▸ The task: Turn the part of the data that opens with the line containing "limit-notice: 100件まで登録可能です。 [51, 102, 303, 126]" and closes with the line containing "header-label: 会員社労士番号 [1731, 467, 1878, 491]" into a Markdown table with the columns Row and Entry. Give each line its number in Row and the line itself in Entry, and leave out any blank lines.

[Boxed element data]
◇ ◇ ◇ ◇ ◇ ◇ ◇
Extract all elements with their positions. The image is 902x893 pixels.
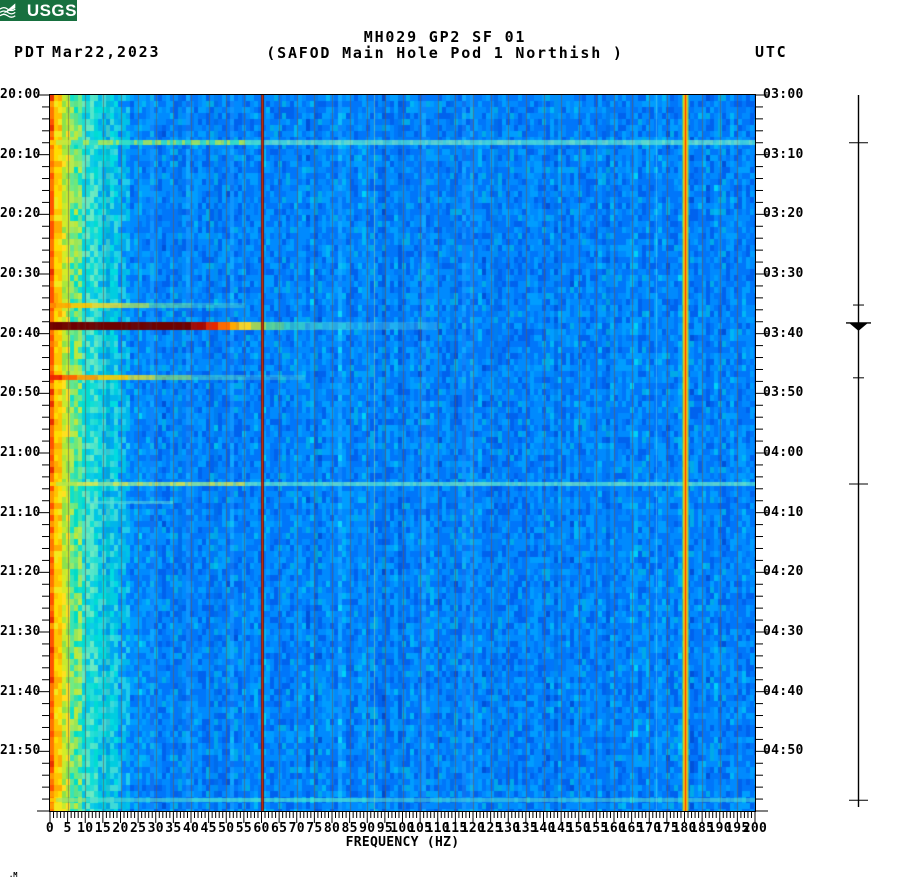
spectrogram-heatmap: [50, 95, 755, 811]
usgs-logo: USGS: [0, 0, 77, 21]
frequency-axis-title: FREQUENCY (HZ): [345, 835, 460, 850]
left-axis-label: 21:40: [0, 683, 41, 699]
corner-mark: .M: [9, 871, 18, 879]
left-axis-label: 20:20: [0, 206, 41, 222]
right-axis-label: 03:00: [763, 87, 804, 102]
right-axis-label: 03:50: [763, 385, 804, 401]
right-axis-label: 03:30: [763, 266, 804, 281]
left-axis-label: 20:10: [0, 146, 41, 162]
left-axis-label: 20:30: [0, 266, 41, 281]
right-axis-label: 04:00: [763, 445, 804, 460]
right-axis-label: 03:40: [763, 325, 804, 341]
frequency-tick-label: 200: [742, 821, 768, 836]
left-axis-label: 20:40: [0, 325, 41, 341]
timezone-right-label: UTC: [755, 43, 788, 61]
spectrogram-page: USGS PDT Mar22,2023 MH029 GP2 SF 01 (SAF…: [0, 0, 902, 893]
left-axis-label: 21:30: [0, 624, 41, 639]
left-axis-label: 21:20: [0, 564, 41, 580]
right-axis-label: 04:50: [763, 743, 804, 759]
right-axis-label: 04:40: [763, 683, 804, 699]
right-axis-label: 03:10: [763, 146, 804, 162]
left-axis-label: 20:50: [0, 385, 41, 401]
usgs-wave-icon: [0, 3, 16, 18]
right-axis-label: 04:30: [763, 624, 804, 639]
left-axis-label: 21:00: [0, 445, 41, 460]
left-axis-label: 21:50: [0, 743, 41, 759]
left-axis-label: 20:00: [0, 87, 41, 102]
right-axis-label: 03:20: [763, 206, 804, 222]
station-title: MH029 GP2 SF 01: [363, 28, 527, 46]
right-axis-label: 04:20: [763, 564, 804, 580]
right-axis-label: 04:10: [763, 504, 804, 520]
left-axis-label: 21:10: [0, 504, 41, 520]
usgs-logo-text: USGS: [26, 1, 77, 20]
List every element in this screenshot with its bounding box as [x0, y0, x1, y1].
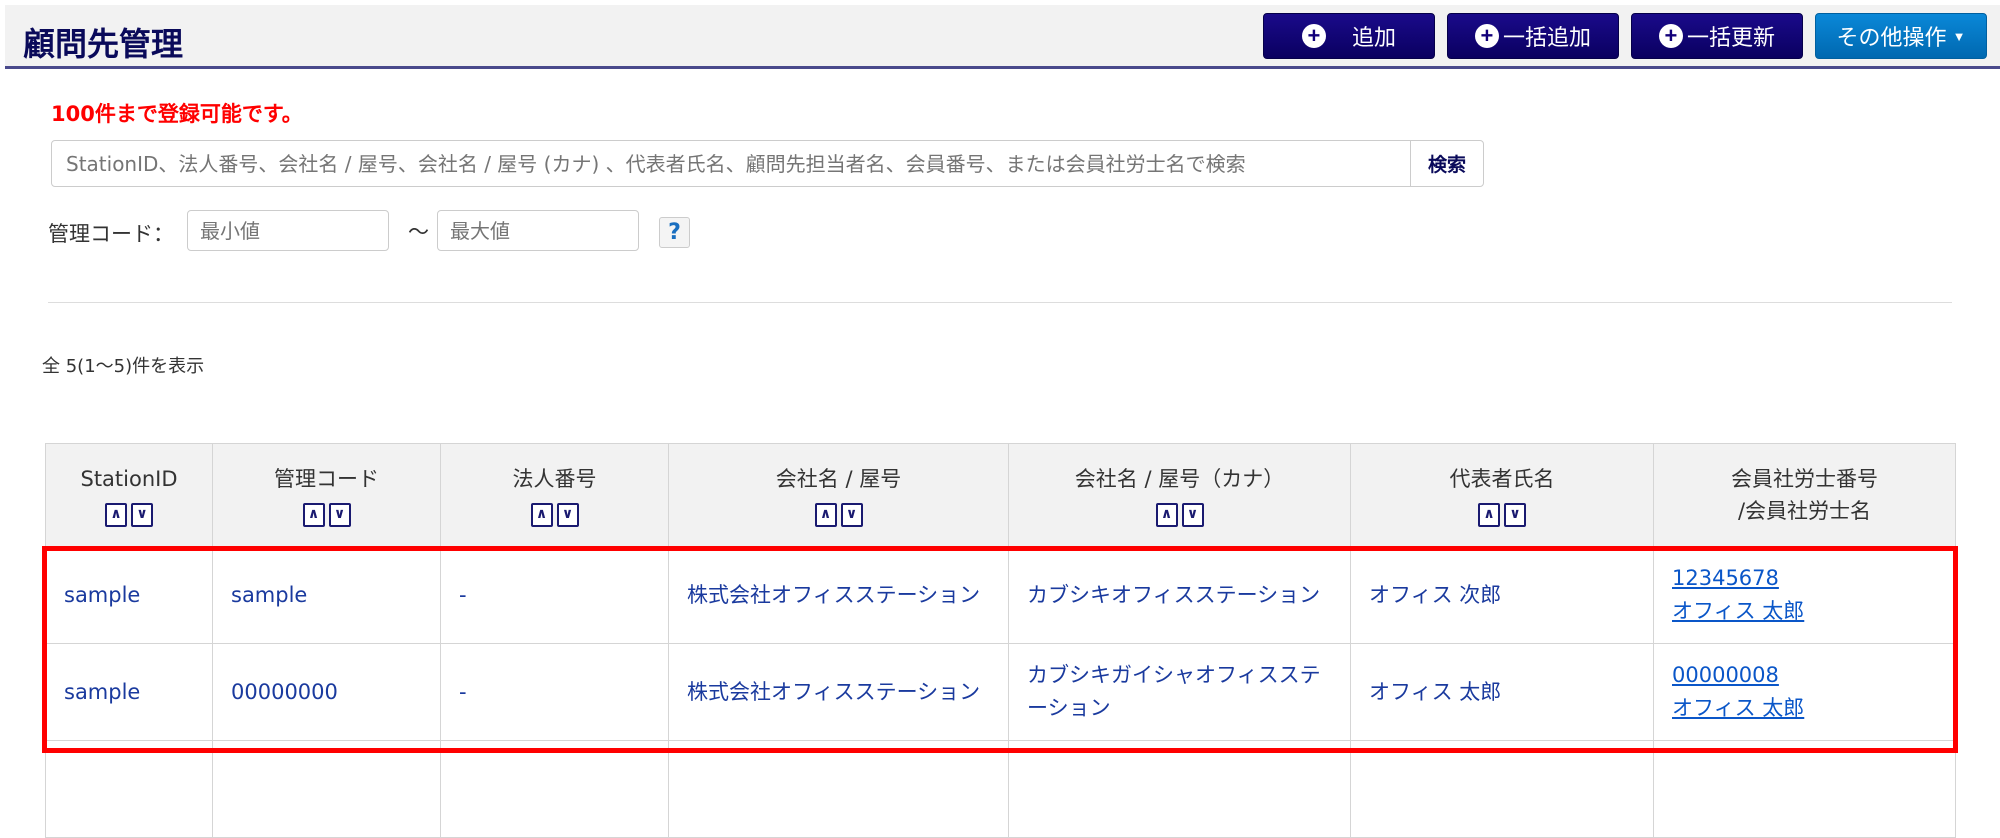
limit-notice: 100件まで登録可能です。 [51, 102, 303, 126]
header-label: 法人番号 [512, 467, 597, 491]
member-name-link[interactable]: オフィス 太郎 [1672, 696, 1804, 720]
header-company: 会社名 / 屋号 ∧ ∨ [668, 443, 1009, 547]
table-row[interactable]: sample sample - 株式会社オフィスステーション カブシキオフィスス… [45, 546, 1956, 644]
header-corp-no: 法人番号 ∧ ∨ [440, 443, 669, 547]
cell-company-kana[interactable]: カブシキガイシャオフィスステーション [1008, 643, 1351, 741]
header-label: /会員社労士名 [1737, 499, 1872, 523]
header-company-kana: 会社名 / 屋号（カナ） ∧ ∨ [1008, 443, 1351, 547]
member-number-link[interactable]: 00000008 [1672, 663, 1779, 687]
bulk-add-label: 一括追加 [1502, 25, 1591, 50]
header-code: 管理コード ∧ ∨ [212, 443, 441, 547]
cell-station-id[interactable]: sample [45, 643, 213, 741]
range-separator: ～ [408, 220, 429, 244]
code-min-input[interactable] [187, 210, 389, 251]
cell-company-kana[interactable]: カブシキオフィスステーション [1008, 546, 1351, 644]
sort-desc-button[interactable]: ∨ [1504, 503, 1526, 527]
sort-asc-button[interactable]: ∧ [105, 503, 127, 527]
other-actions-dropdown[interactable]: その他操作 ▼ [1815, 13, 1987, 59]
sort-asc-button[interactable]: ∧ [302, 503, 325, 527]
search-button[interactable]: 検索 [1410, 140, 1484, 187]
divider [48, 302, 1952, 303]
cell-code[interactable]: 00000000 [212, 643, 441, 741]
sort-asc-button[interactable]: ∧ [814, 503, 837, 527]
sort-desc-button[interactable]: ∨ [131, 503, 153, 527]
bulk-add-button[interactable]: + 一括追加 [1447, 13, 1619, 59]
cell-corp-no[interactable]: - [440, 546, 669, 644]
header-representative: 代表者氏名 ∧ ∨ [1350, 443, 1654, 547]
member-name-link[interactable]: オフィス 太郎 [1672, 599, 1804, 623]
header-label: 会員社労士番号 [1731, 467, 1878, 491]
header-member: 会員社労士番号/会員社労士名 [1653, 443, 1956, 547]
bulk-update-button[interactable]: + 一括更新 [1631, 13, 1803, 59]
sort-asc-button[interactable]: ∧ [1478, 503, 1500, 527]
code-max-input[interactable] [437, 210, 639, 251]
cell-member: 00000008 オフィス 太郎 [1653, 643, 1956, 741]
plus-circle-icon: + [1474, 24, 1499, 48]
cell-corp-no[interactable]: - [440, 643, 669, 741]
table-row[interactable]: sample 00000000 - 株式会社オフィスステーション カブシキガイシ… [45, 643, 1956, 741]
plus-circle-icon: + [1301, 24, 1326, 48]
table-header-row: StationID ∧ ∨ 管理コード ∧ ∨ 法人番号 ∧ ∨ 会社名 / 屋号 ∧ ∨ 会社… [45, 443, 1956, 547]
other-actions-label: その他操作 [1836, 25, 1947, 50]
header-label: 会社名 / 屋号 [775, 467, 902, 491]
cell-member: 12345678 オフィス 太郎 [1653, 546, 1956, 644]
sort-desc-button[interactable]: ∨ [1181, 503, 1204, 527]
cell-code[interactable]: sample [212, 546, 441, 644]
table-row-partial [45, 740, 1956, 838]
header-label: StationID [80, 467, 178, 491]
header-label: 代表者氏名 [1449, 467, 1555, 491]
bulk-update-label: 一括更新 [1686, 25, 1775, 50]
sort-desc-button[interactable]: ∨ [556, 503, 579, 527]
sort-asc-button[interactable]: ∧ [530, 503, 553, 527]
add-button[interactable]: + 追加 [1263, 13, 1435, 59]
header-label: 管理コード [274, 467, 379, 491]
sort-asc-button[interactable]: ∧ [1155, 503, 1178, 527]
header-station-id: StationID ∧ ∨ [45, 443, 213, 547]
help-icon[interactable]: ? [659, 217, 690, 248]
header-label: 会社名 / 屋号（カナ） [1074, 467, 1285, 491]
cell-representative[interactable]: オフィス 次郎 [1350, 546, 1654, 644]
cell-company[interactable]: 株式会社オフィスステーション [668, 546, 1009, 644]
search-input[interactable] [51, 140, 1411, 187]
plus-circle-icon: + [1658, 24, 1683, 48]
cell-station-id[interactable]: sample [45, 546, 213, 644]
client-table: StationID ∧ ∨ 管理コード ∧ ∨ 法人番号 ∧ ∨ 会社名 / 屋号 ∧ ∨ 会社… [45, 443, 1956, 838]
caret-down-icon: ▼ [1952, 28, 1966, 44]
sort-desc-button[interactable]: ∨ [328, 503, 351, 527]
sort-desc-button[interactable]: ∨ [840, 503, 863, 527]
page-title: 顧問先管理 [23, 25, 184, 63]
code-filter-label: 管理コード： [48, 222, 174, 246]
cell-representative[interactable]: オフィス 太郎 [1350, 643, 1654, 741]
member-number-link[interactable]: 12345678 [1672, 566, 1779, 590]
result-count: 全 5(1～5)件を表示 [42, 356, 205, 377]
cell-company[interactable]: 株式会社オフィスステーション [668, 643, 1009, 741]
add-label: 追加 [1351, 25, 1396, 50]
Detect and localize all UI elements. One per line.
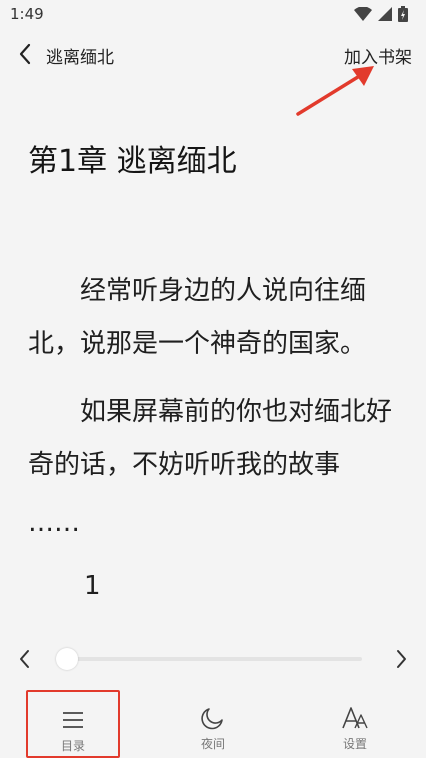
progress-thumb[interactable] <box>56 648 78 670</box>
night-mode-button[interactable]: 夜间 <box>168 690 258 754</box>
settings-label: 设置 <box>342 737 367 751</box>
back-arrow-icon[interactable] <box>14 40 38 68</box>
progress-track <box>64 657 362 661</box>
wifi-icon <box>354 7 372 21</box>
battery-icon <box>398 6 408 22</box>
bottom-toolbar: 目录 夜间 设置 <box>0 690 426 758</box>
paragraph-2: 如果屏幕前的你也对缅北好奇的话，不妨听听我的故事 <box>28 397 393 480</box>
night-mode-label: 夜间 <box>200 737 225 751</box>
cell-signal-icon <box>378 7 392 21</box>
moon-icon <box>201 708 223 730</box>
progress-slider[interactable] <box>56 648 370 670</box>
status-bar: 1:49 <box>0 0 426 30</box>
book-title: 逃离缅北 <box>46 48 114 68</box>
status-time: 1:49 <box>10 5 44 23</box>
menu-list-icon <box>63 712 83 728</box>
ellipsis-text: …… <box>28 508 80 538</box>
table-of-contents-label: 目录 <box>60 739 85 753</box>
previous-chapter-icon[interactable] <box>14 645 36 673</box>
font-settings-icon <box>342 707 368 729</box>
paragraph-1: 经常听身边的人说向往缅北，说那是一个神奇的国家。 <box>28 276 367 359</box>
chapter-title: 第1章 逃离缅北 <box>28 144 237 179</box>
page-number: 1 <box>84 571 101 601</box>
status-icons <box>354 6 408 22</box>
annotation-arrow <box>296 66 374 116</box>
settings-button[interactable]: 设置 <box>310 690 400 754</box>
next-chapter-icon[interactable] <box>390 645 412 673</box>
table-of-contents-button[interactable]: 目录 <box>26 690 120 758</box>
◇ ◇ ◇ ◇ ◇ ◇ ◇
▸ Response to this exercise:
| Row | Entry |
|---|---|
| 1 | limit-notice: 100件まで登録可能です。 [51, 102, 303, 126] |
| 2 | header-label: 法人番号 [512, 467, 597, 491] |
| 3 | member-name-link[interactable]: オフィス 太郎 [1672, 696, 1804, 720] |
| 4 | header-company: 会社名 / 屋号 ∧ ∨ [668, 443, 1009, 547] |
| 5 | table-row[interactable]: sample sample - 株式会社オフィスステーション カブシキオフィスス… [45, 546, 1956, 644] |
| 6 | header-corp-no: 法人番号 ∧ ∨ [440, 443, 669, 547] |
| 7 | cell-company-kana[interactable]: カブシキガイシャオフィスステーション [1008, 643, 1351, 741] |
| 8 | header-label: /会員社労士名 [1737, 499, 1872, 523] |
| 9 | header-company-kana: 会社名 / 屋号（カナ） ∧ ∨ [1008, 443, 1351, 547] |
| 10 | member-number-link[interactable]: 00000008 [1672, 663, 1779, 687] |
| 11 | bulk-add-label: 一括追加 [1502, 25, 1591, 50] |
| 12 | header-code: 管理コード ∧ ∨ [212, 443, 441, 547] |
| 13 | cell-station-id[interactable]: sample [45, 643, 213, 741] |
| 14 | range-separator: ～ [408, 220, 429, 244] |
| 15 | code-min-input[interactable] [187, 210, 389, 251] |
| 16 | cell-company-kana[interactable]: カブシキオフィスステーション [1008, 546, 1351, 644] |
| 17 | sort-desc-button[interactable]: ∨ [1504, 503, 1526, 527] |
| 18 | sort-asc-button[interactable]: ∧ [105, 503, 127, 527] |
| 19 | other-actions-dropdown[interactable]: その他操作 ▼ [1815, 13, 1987, 59] |
| 20 | sort-asc-button[interactable]: ∧ [302, 503, 325, 527] |
| 21 | search-button[interactable]: 検索 [1410, 140, 1484, 187] |
| 22 | divider [48, 302, 1952, 303] |
| 23 | cell-code[interactable]: 00000000 [212, 643, 441, 741] |
| 24 | sort-asc-button[interactable]: ∧ [814, 503, 837, 527] |
| 25 | sort-desc-button[interactable]: ∨ [131, 503, 153, 527] |
| 26 | bulk-add-button[interactable]: + 一括追加 [1447, 13, 1619, 59] |
| 27 | cell-corp-no[interactable]: - [440, 546, 669, 644] |
| 28 | header-representative: 代表者氏名 ∧ ∨ [1350, 443, 1654, 547] |
| 29 | member-name-link[interactable]: オフィス 太郎 [1672, 599, 1804, 623] |
| 30 | header-label: 会員社労士番号 [1731, 467, 1878, 491] |